■ 課題 1
本文のうち、「薬は痛みの発作が起きたときに」から始めて「善や運動の習慣も欠かせない。」までを、終わりの語句も含めて抜き出してください。
■ 課題 2
本文によると、冠攣縮性狭心症で中心となる治療は何か。

■ 本文
== == ==
冠攣縮性狭心症は日常生活に影響のない場合もあるが、やはり放置は禁物だ。胸の痛みが一過性だったとしても、早めにかかりつけ医に相談し、専門の医療機関を受診するようにしたい。
問診や血液、心電図、超音波などの検査で狭心症と診断されれば治療する。薬物治療のほか、冠動脈の内部に円筒形の網(ステント)を留め置き、血流を改善する「ステント治療」や「冠動脈バイパス手術」がある。冠攣縮性狭心症では薬物治療が中心だ。
薬は痛みの発作が起きたときに一時的に使う薬(ニトログリセリンなど)、発作を防ぐため日々継続して服用する薬がある。日常服用する薬には血管を広げるもの、血栓を防ぐもの、心臓の負担を減らすもの、高血圧や脂質異常症を治療するものなどがある。
治療中にもかかわらず、しばらく発作がないからと自己判断で薬をやめていて、体調が悪化するケースも少なくないようだ。木庭教授は「処方された薬の服用を勝手にやめないことが何よりも重要だ」と注意を促す。
狭心症は生活習慣病に加えて、喫煙やストレス、肥満なども関係するという。こうした要素が多いほど動脈硬化の危険が増し、発症しやすいことが分かっているそうだ。薬の服用などの治療はもちろん、食生活の改善や運動の習慣も欠かせない。
== == ==
■ データ一覧
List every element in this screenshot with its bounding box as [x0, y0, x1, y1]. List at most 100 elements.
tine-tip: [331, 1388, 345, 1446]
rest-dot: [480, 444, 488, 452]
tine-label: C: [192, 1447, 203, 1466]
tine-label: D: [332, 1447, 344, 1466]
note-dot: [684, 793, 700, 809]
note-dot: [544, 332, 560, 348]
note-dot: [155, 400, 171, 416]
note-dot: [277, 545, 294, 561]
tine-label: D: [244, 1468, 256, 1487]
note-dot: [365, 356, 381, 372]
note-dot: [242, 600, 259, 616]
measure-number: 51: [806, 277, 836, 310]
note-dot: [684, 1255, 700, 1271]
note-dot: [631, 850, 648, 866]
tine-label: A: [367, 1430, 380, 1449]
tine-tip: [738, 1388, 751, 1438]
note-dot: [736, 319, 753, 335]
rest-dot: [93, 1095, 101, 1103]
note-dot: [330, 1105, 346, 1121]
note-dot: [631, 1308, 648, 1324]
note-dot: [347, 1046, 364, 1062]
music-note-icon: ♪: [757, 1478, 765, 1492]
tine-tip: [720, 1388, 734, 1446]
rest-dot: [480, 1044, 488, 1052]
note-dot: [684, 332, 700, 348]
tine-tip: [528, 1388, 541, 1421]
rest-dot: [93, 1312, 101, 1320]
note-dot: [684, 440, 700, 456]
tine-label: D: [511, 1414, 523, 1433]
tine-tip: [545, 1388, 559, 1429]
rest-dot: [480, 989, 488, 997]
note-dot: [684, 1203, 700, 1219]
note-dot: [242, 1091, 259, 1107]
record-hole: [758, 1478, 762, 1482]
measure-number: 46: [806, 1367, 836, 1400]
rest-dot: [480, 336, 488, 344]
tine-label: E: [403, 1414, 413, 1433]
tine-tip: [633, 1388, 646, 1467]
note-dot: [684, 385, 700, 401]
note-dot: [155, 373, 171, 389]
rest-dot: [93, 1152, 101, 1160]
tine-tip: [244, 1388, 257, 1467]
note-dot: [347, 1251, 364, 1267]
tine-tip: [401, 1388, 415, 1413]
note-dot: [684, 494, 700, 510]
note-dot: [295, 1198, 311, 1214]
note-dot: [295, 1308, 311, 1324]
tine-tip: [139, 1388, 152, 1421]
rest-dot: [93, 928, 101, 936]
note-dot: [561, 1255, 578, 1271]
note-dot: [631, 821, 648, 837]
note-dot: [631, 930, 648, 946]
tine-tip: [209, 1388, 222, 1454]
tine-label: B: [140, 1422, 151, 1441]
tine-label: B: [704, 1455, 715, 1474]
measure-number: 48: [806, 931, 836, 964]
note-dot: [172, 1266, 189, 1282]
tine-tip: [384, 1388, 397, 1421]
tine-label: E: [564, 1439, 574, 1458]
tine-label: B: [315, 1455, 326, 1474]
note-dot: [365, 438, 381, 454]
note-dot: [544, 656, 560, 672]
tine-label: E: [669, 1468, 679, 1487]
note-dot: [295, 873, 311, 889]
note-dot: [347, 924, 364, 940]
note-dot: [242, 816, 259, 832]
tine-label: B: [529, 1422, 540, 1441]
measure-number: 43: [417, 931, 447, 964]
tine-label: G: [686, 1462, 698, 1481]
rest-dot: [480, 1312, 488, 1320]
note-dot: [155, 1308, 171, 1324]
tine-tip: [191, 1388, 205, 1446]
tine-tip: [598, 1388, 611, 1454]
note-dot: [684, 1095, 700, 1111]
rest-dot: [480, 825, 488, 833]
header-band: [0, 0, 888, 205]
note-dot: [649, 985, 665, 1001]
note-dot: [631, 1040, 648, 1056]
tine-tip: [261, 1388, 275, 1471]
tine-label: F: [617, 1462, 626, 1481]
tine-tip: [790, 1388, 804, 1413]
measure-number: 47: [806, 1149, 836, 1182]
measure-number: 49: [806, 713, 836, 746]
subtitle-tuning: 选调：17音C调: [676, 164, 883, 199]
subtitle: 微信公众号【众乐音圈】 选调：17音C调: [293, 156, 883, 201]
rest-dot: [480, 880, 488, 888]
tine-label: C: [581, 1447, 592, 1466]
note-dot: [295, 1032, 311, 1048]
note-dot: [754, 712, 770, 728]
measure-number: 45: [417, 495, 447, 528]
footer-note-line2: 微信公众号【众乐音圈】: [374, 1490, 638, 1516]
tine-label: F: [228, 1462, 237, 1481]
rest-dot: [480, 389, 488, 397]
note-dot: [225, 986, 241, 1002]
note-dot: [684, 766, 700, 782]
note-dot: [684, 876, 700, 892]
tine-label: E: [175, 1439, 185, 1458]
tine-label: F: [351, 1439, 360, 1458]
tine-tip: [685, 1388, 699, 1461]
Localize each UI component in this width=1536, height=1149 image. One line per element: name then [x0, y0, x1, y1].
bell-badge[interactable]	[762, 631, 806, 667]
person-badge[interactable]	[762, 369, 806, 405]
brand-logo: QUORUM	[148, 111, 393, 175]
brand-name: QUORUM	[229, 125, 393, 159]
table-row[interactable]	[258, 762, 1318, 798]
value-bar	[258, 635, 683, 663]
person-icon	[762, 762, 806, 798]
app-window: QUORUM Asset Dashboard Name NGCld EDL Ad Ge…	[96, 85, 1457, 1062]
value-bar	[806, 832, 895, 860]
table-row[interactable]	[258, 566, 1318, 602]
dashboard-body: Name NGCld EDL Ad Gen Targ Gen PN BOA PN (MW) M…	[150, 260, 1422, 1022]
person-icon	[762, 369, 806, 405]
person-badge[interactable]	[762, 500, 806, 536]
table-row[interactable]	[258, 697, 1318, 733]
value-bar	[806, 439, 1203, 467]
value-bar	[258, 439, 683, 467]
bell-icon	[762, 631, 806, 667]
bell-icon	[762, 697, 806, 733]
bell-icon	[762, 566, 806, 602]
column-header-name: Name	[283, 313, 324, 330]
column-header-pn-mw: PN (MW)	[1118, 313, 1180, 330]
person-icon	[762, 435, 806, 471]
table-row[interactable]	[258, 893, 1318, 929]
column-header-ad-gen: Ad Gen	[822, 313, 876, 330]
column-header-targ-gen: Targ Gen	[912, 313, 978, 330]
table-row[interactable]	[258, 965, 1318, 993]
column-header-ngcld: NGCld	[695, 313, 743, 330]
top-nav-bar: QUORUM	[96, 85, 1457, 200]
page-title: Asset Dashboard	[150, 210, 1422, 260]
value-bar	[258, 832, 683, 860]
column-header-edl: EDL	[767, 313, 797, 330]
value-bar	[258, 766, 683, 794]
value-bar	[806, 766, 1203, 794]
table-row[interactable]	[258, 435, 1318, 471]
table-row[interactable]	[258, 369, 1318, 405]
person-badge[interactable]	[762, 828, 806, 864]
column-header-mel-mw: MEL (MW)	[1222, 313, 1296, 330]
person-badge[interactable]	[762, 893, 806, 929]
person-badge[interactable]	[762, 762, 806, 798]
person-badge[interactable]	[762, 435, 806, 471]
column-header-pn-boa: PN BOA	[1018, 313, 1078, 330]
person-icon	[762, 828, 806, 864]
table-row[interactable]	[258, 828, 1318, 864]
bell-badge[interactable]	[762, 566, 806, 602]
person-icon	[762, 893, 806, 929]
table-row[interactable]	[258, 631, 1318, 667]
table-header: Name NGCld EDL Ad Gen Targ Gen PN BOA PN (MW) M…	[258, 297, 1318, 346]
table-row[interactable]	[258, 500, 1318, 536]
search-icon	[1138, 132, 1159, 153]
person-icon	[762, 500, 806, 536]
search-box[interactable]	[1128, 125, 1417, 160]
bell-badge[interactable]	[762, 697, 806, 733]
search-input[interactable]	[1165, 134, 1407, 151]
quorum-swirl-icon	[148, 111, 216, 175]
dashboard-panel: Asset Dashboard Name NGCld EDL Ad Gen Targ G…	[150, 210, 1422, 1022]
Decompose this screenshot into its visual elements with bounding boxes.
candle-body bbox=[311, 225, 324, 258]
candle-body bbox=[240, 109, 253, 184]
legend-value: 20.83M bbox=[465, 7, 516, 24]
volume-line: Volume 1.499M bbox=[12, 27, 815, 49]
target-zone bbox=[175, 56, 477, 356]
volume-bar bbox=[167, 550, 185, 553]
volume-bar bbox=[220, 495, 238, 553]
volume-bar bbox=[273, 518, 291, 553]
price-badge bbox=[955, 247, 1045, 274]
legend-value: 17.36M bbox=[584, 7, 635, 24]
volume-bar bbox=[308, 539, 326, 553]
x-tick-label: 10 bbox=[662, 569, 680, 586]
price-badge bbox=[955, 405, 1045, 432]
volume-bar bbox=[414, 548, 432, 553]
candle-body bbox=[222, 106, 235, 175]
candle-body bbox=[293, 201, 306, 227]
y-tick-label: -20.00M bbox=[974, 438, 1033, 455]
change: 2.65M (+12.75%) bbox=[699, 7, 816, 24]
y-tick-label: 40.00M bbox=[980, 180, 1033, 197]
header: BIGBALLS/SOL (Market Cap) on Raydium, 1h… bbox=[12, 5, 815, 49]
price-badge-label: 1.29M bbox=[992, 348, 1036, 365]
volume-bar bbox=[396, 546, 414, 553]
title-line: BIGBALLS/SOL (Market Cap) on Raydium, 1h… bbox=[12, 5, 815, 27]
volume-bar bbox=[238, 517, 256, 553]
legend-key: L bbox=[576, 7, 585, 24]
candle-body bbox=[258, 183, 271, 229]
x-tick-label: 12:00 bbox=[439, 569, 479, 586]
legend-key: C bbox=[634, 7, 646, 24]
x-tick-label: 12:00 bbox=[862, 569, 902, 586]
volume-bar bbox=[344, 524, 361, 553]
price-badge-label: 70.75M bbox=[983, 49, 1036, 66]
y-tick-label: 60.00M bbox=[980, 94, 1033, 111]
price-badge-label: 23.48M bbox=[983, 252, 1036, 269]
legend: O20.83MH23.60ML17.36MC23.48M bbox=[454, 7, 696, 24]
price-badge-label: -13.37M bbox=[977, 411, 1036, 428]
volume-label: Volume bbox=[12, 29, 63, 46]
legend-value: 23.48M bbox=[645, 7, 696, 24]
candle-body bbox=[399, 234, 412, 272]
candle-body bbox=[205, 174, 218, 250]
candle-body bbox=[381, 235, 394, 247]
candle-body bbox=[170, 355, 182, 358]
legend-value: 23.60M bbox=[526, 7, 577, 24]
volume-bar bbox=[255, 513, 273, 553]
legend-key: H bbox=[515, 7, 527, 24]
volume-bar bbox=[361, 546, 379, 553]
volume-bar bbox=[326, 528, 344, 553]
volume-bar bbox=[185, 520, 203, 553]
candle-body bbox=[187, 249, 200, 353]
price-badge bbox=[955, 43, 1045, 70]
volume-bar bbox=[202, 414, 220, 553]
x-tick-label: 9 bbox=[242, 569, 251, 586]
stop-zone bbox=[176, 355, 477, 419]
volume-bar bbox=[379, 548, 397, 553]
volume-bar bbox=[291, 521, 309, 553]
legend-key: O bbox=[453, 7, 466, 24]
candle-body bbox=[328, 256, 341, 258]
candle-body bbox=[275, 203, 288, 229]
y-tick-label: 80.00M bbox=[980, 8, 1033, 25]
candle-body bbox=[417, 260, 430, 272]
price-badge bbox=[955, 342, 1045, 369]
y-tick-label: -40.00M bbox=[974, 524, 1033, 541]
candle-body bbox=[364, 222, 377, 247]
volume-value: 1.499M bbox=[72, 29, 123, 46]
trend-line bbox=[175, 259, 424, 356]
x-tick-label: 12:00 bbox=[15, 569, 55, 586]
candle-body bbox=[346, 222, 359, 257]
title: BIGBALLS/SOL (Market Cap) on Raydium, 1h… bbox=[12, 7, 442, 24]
== == ==
■ 解答 1
薬は痛みの発作が起きたときに一時的に使う薬(ニトログリセリンなど)、発作を防ぐため日々継続して服用する薬がある。日常服用する薬には血管を広げるもの、血栓を防ぐもの、心臓の負担を減らすもの、高血圧や脂質異常症を治療するものなどがある。
治療中にもかかわらず、しばらく発作がないからと自己判断で薬をやめていて、体調が悪化するケースも少なくないようだ。木庭教授は「処方された薬の服用を勝手にやめないことが何よりも重要だ」と注意を促す。
狭心症は生活習慣病に加えて、喫煙やストレス、肥満なども関係するという。こうした要素が多いほど動脈硬化の危険が増し、発症しやすいことが分かっているそうだ。薬の服用などの治療はもちろん、食生活の改善や運動の習慣も欠かせない。

■ 解答 2
薬物治療が中心だ。